## Start MATERIAL FOR THIS TASK

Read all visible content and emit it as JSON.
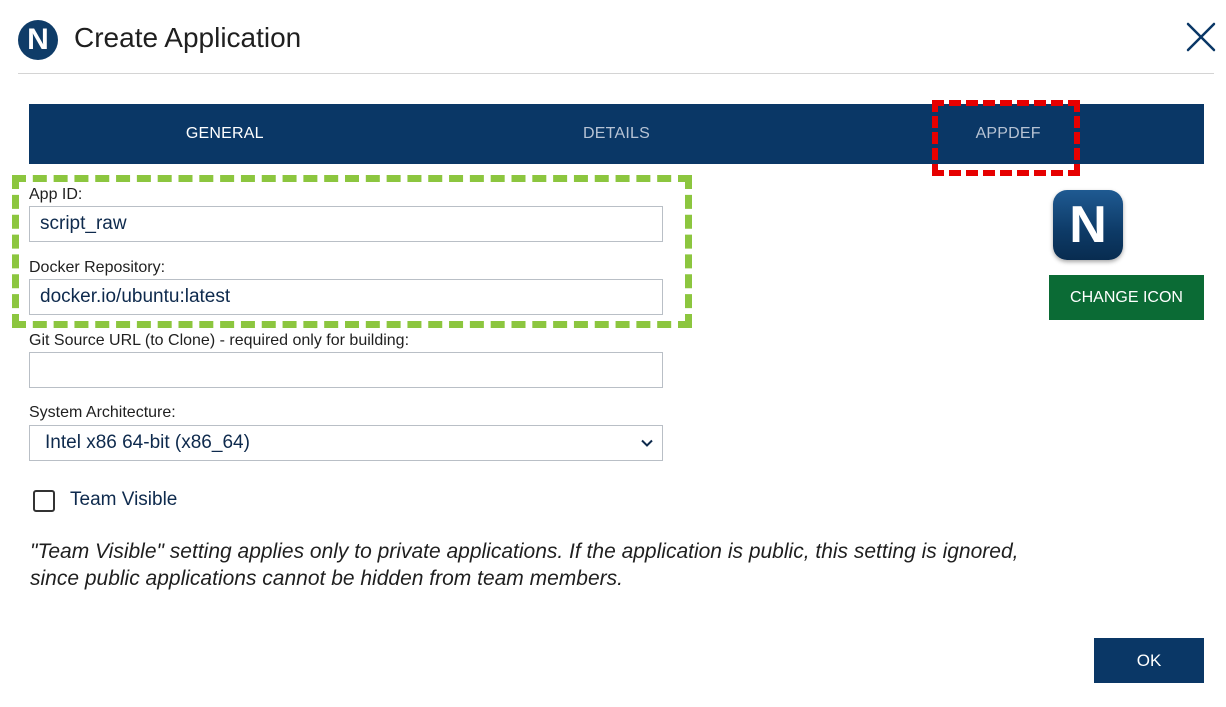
{
  "dialog": {
    "logo_letter": "N",
    "title": "Create Application"
  },
  "tabs": [
    {
      "label": "GENERAL"
    },
    {
      "label": "DETAILS"
    },
    {
      "label": "APPDEF"
    }
  ],
  "form": {
    "app_id": {
      "label": "App ID:",
      "value": "script_raw"
    },
    "docker_repo": {
      "label": "Docker Repository:",
      "value": "docker.io/ubuntu:latest"
    },
    "git_url": {
      "label": "Git Source URL (to Clone) - required only for building:",
      "value": ""
    },
    "architecture": {
      "label": "System Architecture:",
      "value": "Intel x86 64-bit (x86_64)"
    },
    "team_visible": {
      "label": "Team Visible",
      "checked": false
    },
    "note": "\"Team Visible\" setting applies only to private applications. If the application is public, this setting is ignored, since public applications cannot be hidden from team members."
  },
  "icon": {
    "letter": "N",
    "change_label": "CHANGE ICON"
  },
  "footer": {
    "ok_label": "OK"
  },
  "colors": {
    "navy": "#0a3766",
    "green_button": "#0b6b35",
    "annotation_red": "#e60000",
    "annotation_green": "#8cc63f"
  }
}
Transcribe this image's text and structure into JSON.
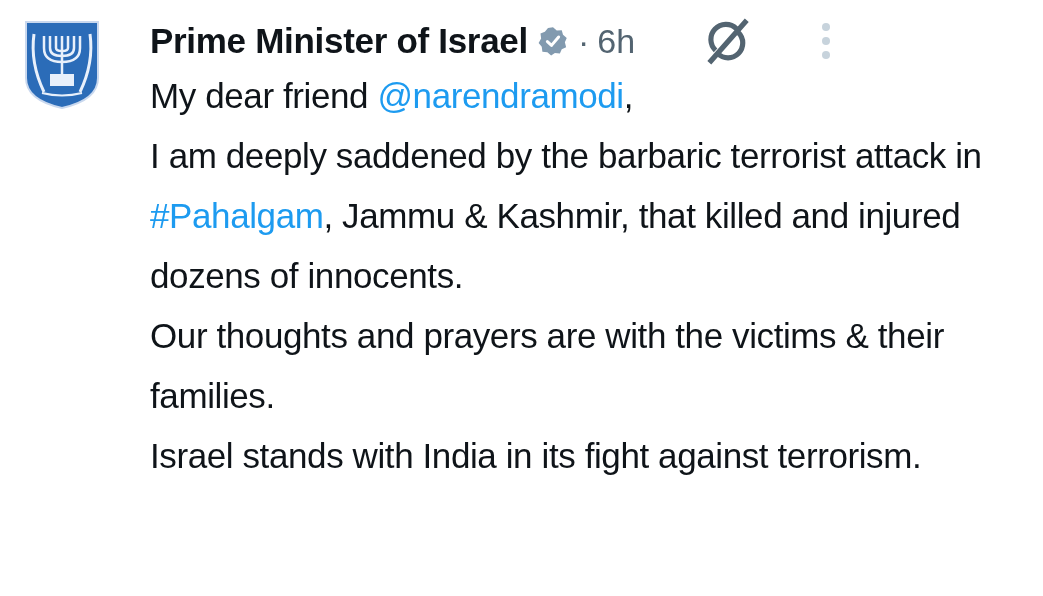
{
  "post": {
    "author": "Prime Minister of Israel",
    "verified": true,
    "separator": "·",
    "time": "6h",
    "paragraphs": [
      [
        {
          "kind": "text",
          "text": "My dear friend "
        },
        {
          "kind": "link",
          "text": "@narendramodi"
        },
        {
          "kind": "text",
          "text": ","
        }
      ],
      [
        {
          "kind": "text",
          "text": "I am deeply saddened by the barbaric terrorist attack in "
        },
        {
          "kind": "link",
          "text": "#Pahalgam"
        },
        {
          "kind": "text",
          "text": ", Jammu & Kashmir, that killed and injured dozens of innocents."
        }
      ],
      [
        {
          "kind": "text",
          "text": "Our thoughts and prayers are with the victims & their families."
        }
      ],
      [
        {
          "kind": "text",
          "text": "Israel stands with India in its fight against terrorism."
        }
      ]
    ]
  }
}
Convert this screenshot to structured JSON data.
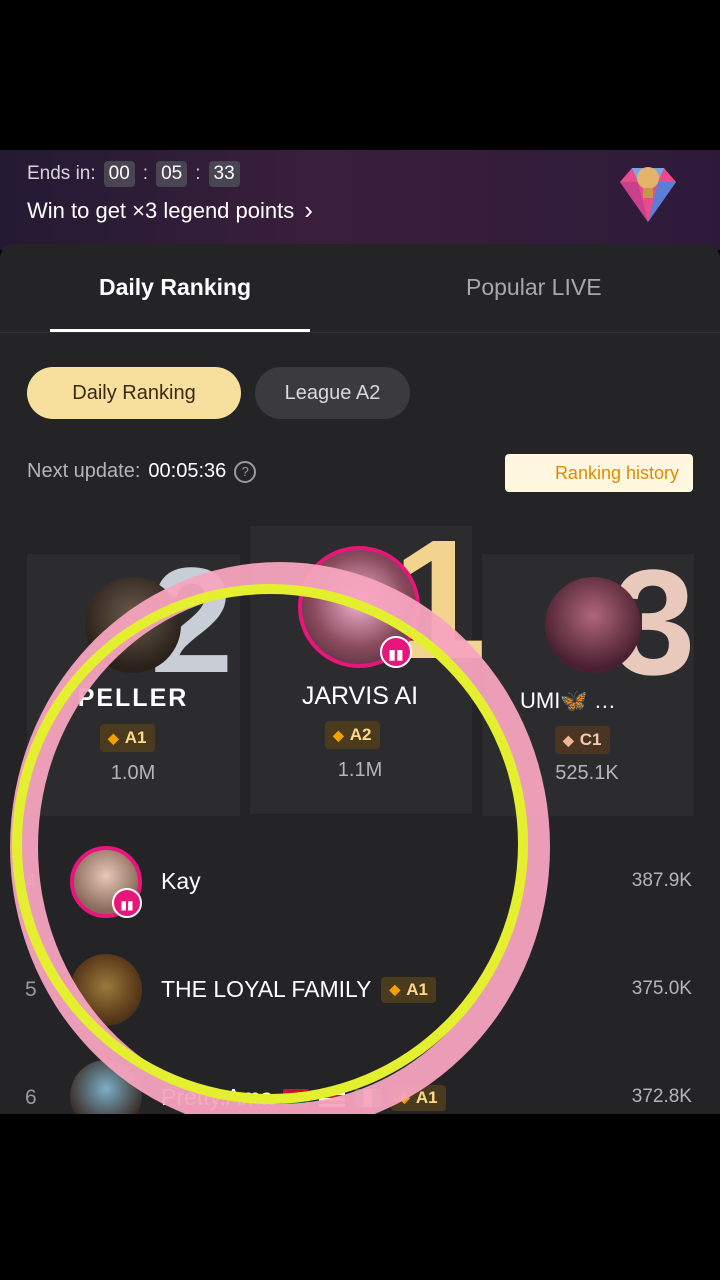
{
  "banner": {
    "ends_label": "Ends in:",
    "timer": [
      "00",
      "05",
      "33"
    ],
    "win_text": "Win to get ×3 legend points",
    "chevron": "›",
    "trophy_icon": "diamond-trophy-icon"
  },
  "tabs": [
    {
      "label": "Daily Ranking",
      "active": true
    },
    {
      "label": "Popular LIVE",
      "active": false
    }
  ],
  "chips": {
    "daily": "Daily Ranking",
    "league": "League A2"
  },
  "update": {
    "label": "Next update:",
    "value": "00:05:36",
    "help": "?"
  },
  "history_button": "Ranking history",
  "podium": {
    "first": {
      "rank": "1",
      "name": "JARVIS AI",
      "league": "A2",
      "score": "1.1M",
      "live": true
    },
    "second": {
      "rank": "2",
      "name": "PELLER",
      "league": "A1",
      "score": "1.0M",
      "live": false
    },
    "third": {
      "rank": "3",
      "name": "UMI🦋 …",
      "league": "C1",
      "score": "525.1K",
      "live": false
    }
  },
  "list": [
    {
      "rank": "4",
      "name": "Kay",
      "league": "",
      "score": "387.9K",
      "live": true
    },
    {
      "rank": "5",
      "name": "THE LOYAL FAMILY",
      "league": "A1",
      "score": "375.0K",
      "live": false
    },
    {
      "rank": "6",
      "name": "Pretty.Ama",
      "league": "A1",
      "score": "372.8K",
      "live": false
    }
  ],
  "colors": {
    "live_pink": "#e8157a",
    "gold": "#f3d48f",
    "annotation_pink": "#f7a4bf",
    "annotation_yellow": "#e4ef2f"
  }
}
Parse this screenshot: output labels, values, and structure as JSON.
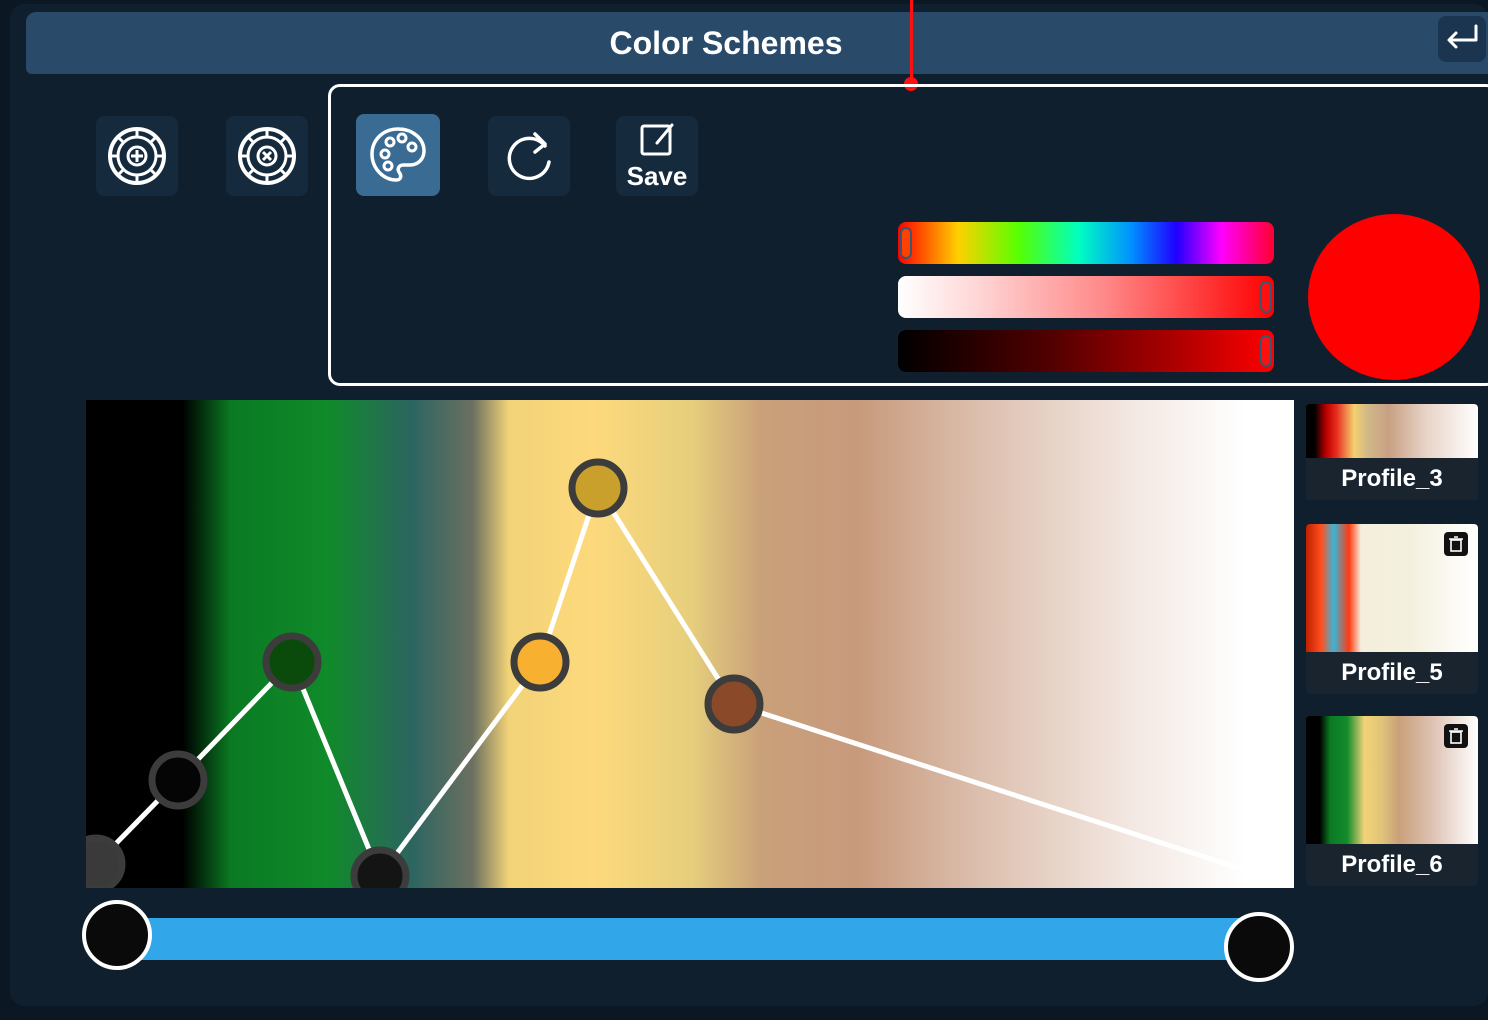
{
  "header": {
    "title": "Color Schemes"
  },
  "toolbar": {
    "save_label": "Save"
  },
  "picker": {
    "selected_color": "#ff0000"
  },
  "curve_points": [
    {
      "color": "#3a3a3a"
    },
    {
      "color": "#050505"
    },
    {
      "color": "#0a4a0a"
    },
    {
      "color": "#141414"
    },
    {
      "color": "#f8b030"
    },
    {
      "color": "#c9a02c"
    },
    {
      "color": "#8a4a2a"
    },
    {
      "color": "#ffffff"
    }
  ],
  "profiles": [
    {
      "label": "Profile_3",
      "deletable": false
    },
    {
      "label": "Profile_5",
      "deletable": true
    },
    {
      "label": "Profile_6",
      "deletable": true
    }
  ]
}
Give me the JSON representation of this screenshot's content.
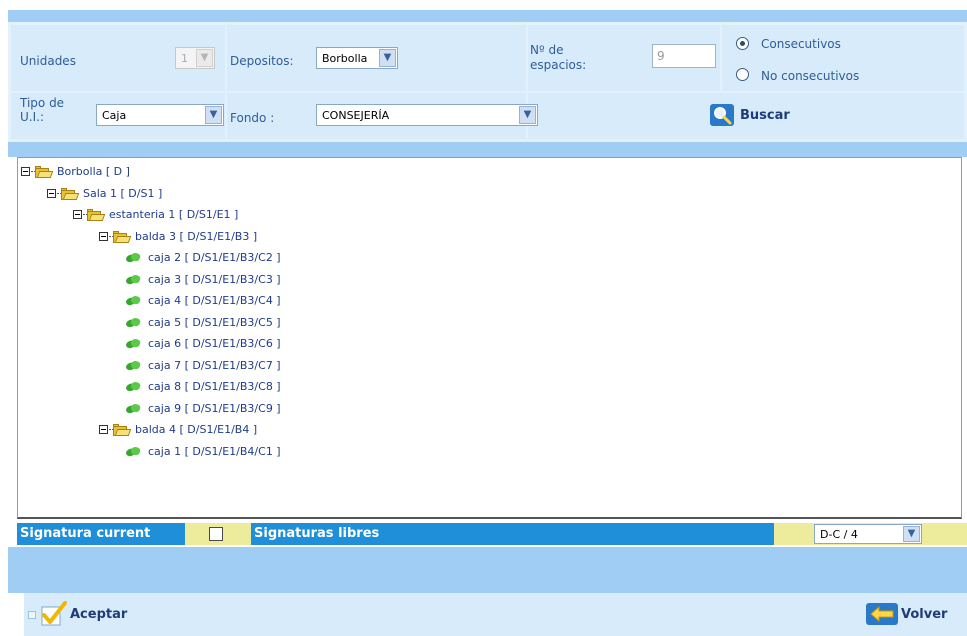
{
  "filters": {
    "unidades": {
      "label": "Unidades",
      "value": "1"
    },
    "depositos": {
      "label": "Depositos:",
      "value": "Borbolla"
    },
    "espacios": {
      "label_line1": "Nº de",
      "label_line2": "espacios:",
      "value": "9"
    },
    "radio": [
      {
        "label": "Consecutivos",
        "checked": true
      },
      {
        "label": "No consecutivos",
        "checked": false
      }
    ],
    "tipo": {
      "label_line1": "Tipo de",
      "label_line2": "U.I.:",
      "value": "Caja"
    },
    "fondo": {
      "label": "Fondo :",
      "value": "CONSEJERÍA"
    },
    "search_label": "Buscar"
  },
  "tree": [
    {
      "label": "Borbolla [ D ]",
      "kind": "folder",
      "level": 0
    },
    {
      "label": "Sala 1 [ D/S1 ]",
      "kind": "folder",
      "level": 1
    },
    {
      "label": "estanteria 1 [ D/S1/E1 ]",
      "kind": "folder",
      "level": 2
    },
    {
      "label": "balda 3 [ D/S1/E1/B3 ]",
      "kind": "folder",
      "level": 3
    },
    {
      "label": "caja 2 [ D/S1/E1/B3/C2 ]",
      "kind": "leaf",
      "level": 4
    },
    {
      "label": "caja 3 [ D/S1/E1/B3/C3 ]",
      "kind": "leaf",
      "level": 4
    },
    {
      "label": "caja 4 [ D/S1/E1/B3/C4 ]",
      "kind": "leaf",
      "level": 4
    },
    {
      "label": "caja 5 [ D/S1/E1/B3/C5 ]",
      "kind": "leaf",
      "level": 4
    },
    {
      "label": "caja 6 [ D/S1/E1/B3/C6 ]",
      "kind": "leaf",
      "level": 4
    },
    {
      "label": "caja 7 [ D/S1/E1/B3/C7 ]",
      "kind": "leaf",
      "level": 4
    },
    {
      "label": "caja 8 [ D/S1/E1/B3/C8 ]",
      "kind": "leaf",
      "level": 4
    },
    {
      "label": "caja 9 [ D/S1/E1/B3/C9 ]",
      "kind": "leaf",
      "level": 4
    },
    {
      "label": "balda 4 [ D/S1/E1/B4 ]",
      "kind": "folder",
      "level": 3
    },
    {
      "label": "caja 1 [ D/S1/E1/B4/C1 ]",
      "kind": "leaf",
      "level": 4
    }
  ],
  "signature": {
    "current_label": "Signatura current",
    "current_checked": false,
    "libres_label": "Signaturas libres",
    "libres_value": "D-C / 4"
  },
  "footer": {
    "accept_label": "Aceptar",
    "back_label": "Volver"
  },
  "icons": {
    "search": "magnifier-icon",
    "folder": "folder-open-icon",
    "leaf": "leaf-icon",
    "accept": "checkmark-icon",
    "back": "arrow-left-icon"
  },
  "colors": {
    "band": "#9fcdf4",
    "filter_bg": "#e3f1fc",
    "sig_dark": "#1e8fd8",
    "sig_light": "#ecec9c",
    "footer_bg": "#d7ebfb",
    "text": "#2e5d99"
  }
}
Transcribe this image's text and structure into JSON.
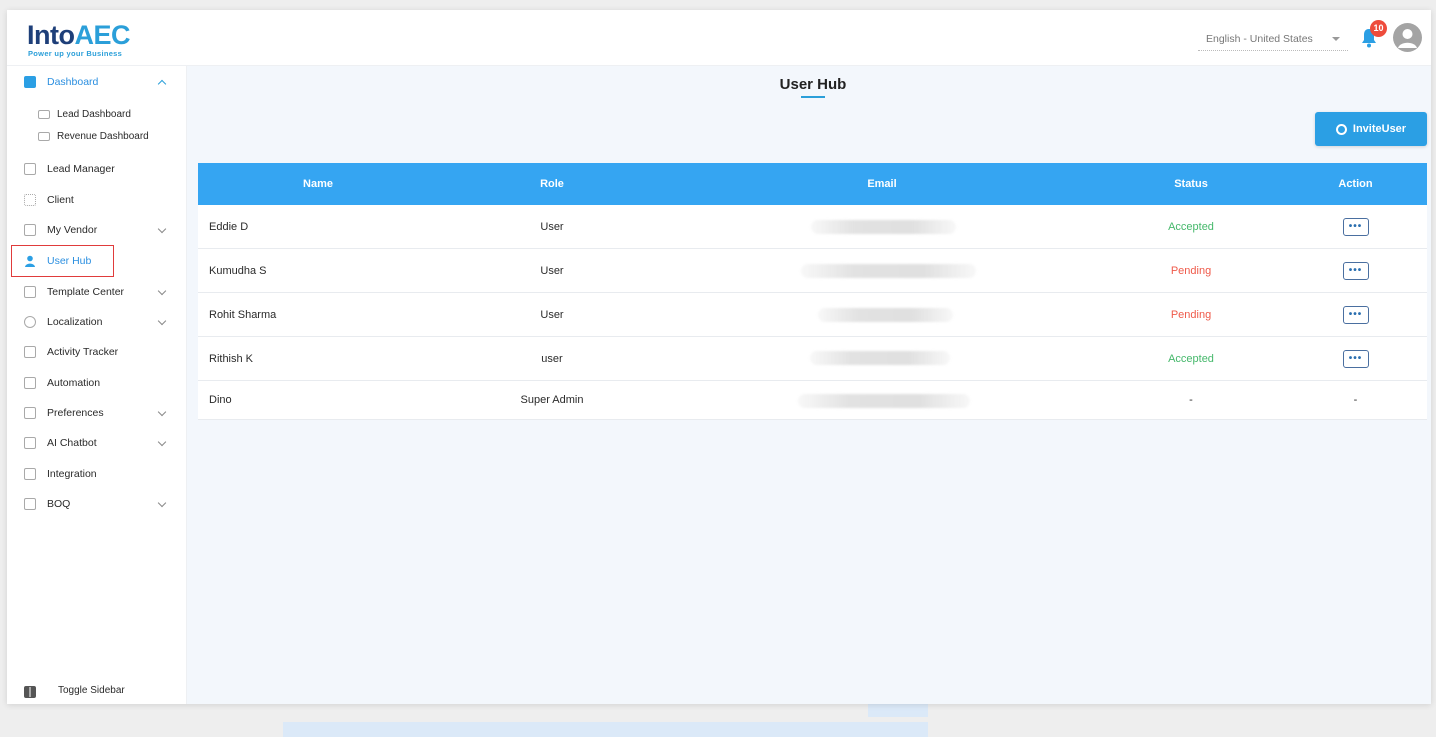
{
  "header": {
    "logo_main": "Into",
    "logo_accent": "AEC",
    "logo_tagline": "Power up your Business",
    "language": "English - United States",
    "notification_count": "10"
  },
  "sidebar": {
    "items": [
      {
        "label": "Dashboard",
        "icon": "dashboard-icon",
        "expanded": true
      },
      {
        "label": "Lead Dashboard",
        "icon": "monitor-icon"
      },
      {
        "label": "Revenue Dashboard",
        "icon": "chart-icon"
      },
      {
        "label": "Lead Manager",
        "icon": "lead-icon"
      },
      {
        "label": "Client",
        "icon": "client-icon"
      },
      {
        "label": "My Vendor",
        "icon": "vendor-icon"
      },
      {
        "label": "User Hub",
        "icon": "user-icon",
        "active": true
      },
      {
        "label": "Template Center",
        "icon": "template-icon"
      },
      {
        "label": "Localization",
        "icon": "localization-icon"
      },
      {
        "label": "Activity Tracker",
        "icon": "activity-icon"
      },
      {
        "label": "Automation",
        "icon": "automation-icon"
      },
      {
        "label": "Preferences",
        "icon": "preferences-icon"
      },
      {
        "label": "AI Chatbot",
        "icon": "chatbot-icon"
      },
      {
        "label": "Integration",
        "icon": "integration-icon"
      },
      {
        "label": "BOQ",
        "icon": "boq-icon"
      }
    ],
    "toggle_label": "Toggle Sidebar"
  },
  "main": {
    "title": "User Hub",
    "invite_label": "InviteUser",
    "columns": [
      "Name",
      "Role",
      "Email",
      "Status",
      "Action"
    ],
    "rows": [
      {
        "name": "Eddie D",
        "role": "User",
        "email": "",
        "status": "Accepted",
        "action": "•••"
      },
      {
        "name": "Kumudha S",
        "role": "User",
        "email": "",
        "status": "Pending",
        "action": "•••"
      },
      {
        "name": "Rohit  Sharma",
        "role": "User",
        "email": "",
        "status": "Pending",
        "action": "•••"
      },
      {
        "name": "Rithish K",
        "role": "user",
        "email": "",
        "status": "Accepted",
        "action": "•••"
      },
      {
        "name": "Dino",
        "role": "Super Admin",
        "email": "",
        "status": "-",
        "action": "-"
      }
    ]
  },
  "colors": {
    "accent": "#2b9fe4",
    "table_header": "#35a5f2",
    "accepted": "#45b86b",
    "pending": "#ef5a4a",
    "highlight_border": "#e03b3b"
  }
}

## End MATERIAL FOR THIS TASK

_EXERCISE REQUIREMENTS:_ Where a line above contains the word "screenshot", copy that line.

_COMPLETE RESPONSE:_
Convert this screenshot to structured JSON data.
Parse this screenshot: output labels, values, and structure as JSON.
Give me the JSON representation of this screenshot's content.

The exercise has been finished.